DIRECTIONS FOR THIS TASK
Count the lines below that contain the word "title" and give only the number.

Stored items from a collection

........

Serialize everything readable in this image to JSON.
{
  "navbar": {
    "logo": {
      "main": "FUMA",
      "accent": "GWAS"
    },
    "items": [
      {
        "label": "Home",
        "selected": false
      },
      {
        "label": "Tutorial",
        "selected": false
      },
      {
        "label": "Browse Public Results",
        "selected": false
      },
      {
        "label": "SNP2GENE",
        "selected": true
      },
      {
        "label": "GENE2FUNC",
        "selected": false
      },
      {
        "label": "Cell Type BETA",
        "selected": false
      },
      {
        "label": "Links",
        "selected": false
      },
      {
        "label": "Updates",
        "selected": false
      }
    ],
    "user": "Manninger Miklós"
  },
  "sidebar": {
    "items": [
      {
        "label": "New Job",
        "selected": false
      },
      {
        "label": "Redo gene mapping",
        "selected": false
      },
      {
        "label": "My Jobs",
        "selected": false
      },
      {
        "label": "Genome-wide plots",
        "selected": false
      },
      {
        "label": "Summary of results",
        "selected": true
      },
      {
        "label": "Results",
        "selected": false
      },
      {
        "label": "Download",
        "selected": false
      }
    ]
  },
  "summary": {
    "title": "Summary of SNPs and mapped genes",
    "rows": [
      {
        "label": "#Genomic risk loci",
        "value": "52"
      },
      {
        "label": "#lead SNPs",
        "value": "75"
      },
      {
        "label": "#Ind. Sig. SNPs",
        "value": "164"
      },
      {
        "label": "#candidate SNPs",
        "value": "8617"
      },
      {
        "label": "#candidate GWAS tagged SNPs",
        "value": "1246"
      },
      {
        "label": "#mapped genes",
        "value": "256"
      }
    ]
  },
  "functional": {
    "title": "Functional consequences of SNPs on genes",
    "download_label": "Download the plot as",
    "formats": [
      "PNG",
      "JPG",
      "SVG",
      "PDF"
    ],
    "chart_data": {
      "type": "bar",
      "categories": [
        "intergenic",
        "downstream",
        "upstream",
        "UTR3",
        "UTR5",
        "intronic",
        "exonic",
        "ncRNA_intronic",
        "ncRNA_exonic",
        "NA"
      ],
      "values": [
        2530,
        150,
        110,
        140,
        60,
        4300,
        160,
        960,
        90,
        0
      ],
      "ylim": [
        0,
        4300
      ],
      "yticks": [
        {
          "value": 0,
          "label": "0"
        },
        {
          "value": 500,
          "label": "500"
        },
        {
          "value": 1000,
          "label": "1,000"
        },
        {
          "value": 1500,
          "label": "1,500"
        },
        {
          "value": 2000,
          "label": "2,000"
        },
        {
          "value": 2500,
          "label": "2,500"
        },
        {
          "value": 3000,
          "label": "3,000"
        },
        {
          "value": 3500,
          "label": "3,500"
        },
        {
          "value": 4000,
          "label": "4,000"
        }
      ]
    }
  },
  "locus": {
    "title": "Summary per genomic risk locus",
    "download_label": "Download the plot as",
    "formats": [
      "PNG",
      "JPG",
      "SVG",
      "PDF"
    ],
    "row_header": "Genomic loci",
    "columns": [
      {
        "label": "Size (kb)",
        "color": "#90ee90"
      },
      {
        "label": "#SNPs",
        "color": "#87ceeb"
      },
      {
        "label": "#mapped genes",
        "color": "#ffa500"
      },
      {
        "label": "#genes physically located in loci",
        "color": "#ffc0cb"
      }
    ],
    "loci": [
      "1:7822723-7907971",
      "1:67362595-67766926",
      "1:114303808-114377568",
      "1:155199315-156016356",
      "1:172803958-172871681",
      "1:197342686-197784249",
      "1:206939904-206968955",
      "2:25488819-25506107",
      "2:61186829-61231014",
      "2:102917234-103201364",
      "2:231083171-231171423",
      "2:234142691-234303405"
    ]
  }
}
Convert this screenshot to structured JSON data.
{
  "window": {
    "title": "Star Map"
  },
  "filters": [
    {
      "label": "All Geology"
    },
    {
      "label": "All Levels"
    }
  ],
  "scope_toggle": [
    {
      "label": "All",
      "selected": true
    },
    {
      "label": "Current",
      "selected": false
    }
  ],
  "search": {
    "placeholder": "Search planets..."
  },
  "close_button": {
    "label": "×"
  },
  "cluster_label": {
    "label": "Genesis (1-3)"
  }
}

........

RESULT OF THIS EXERCISE
4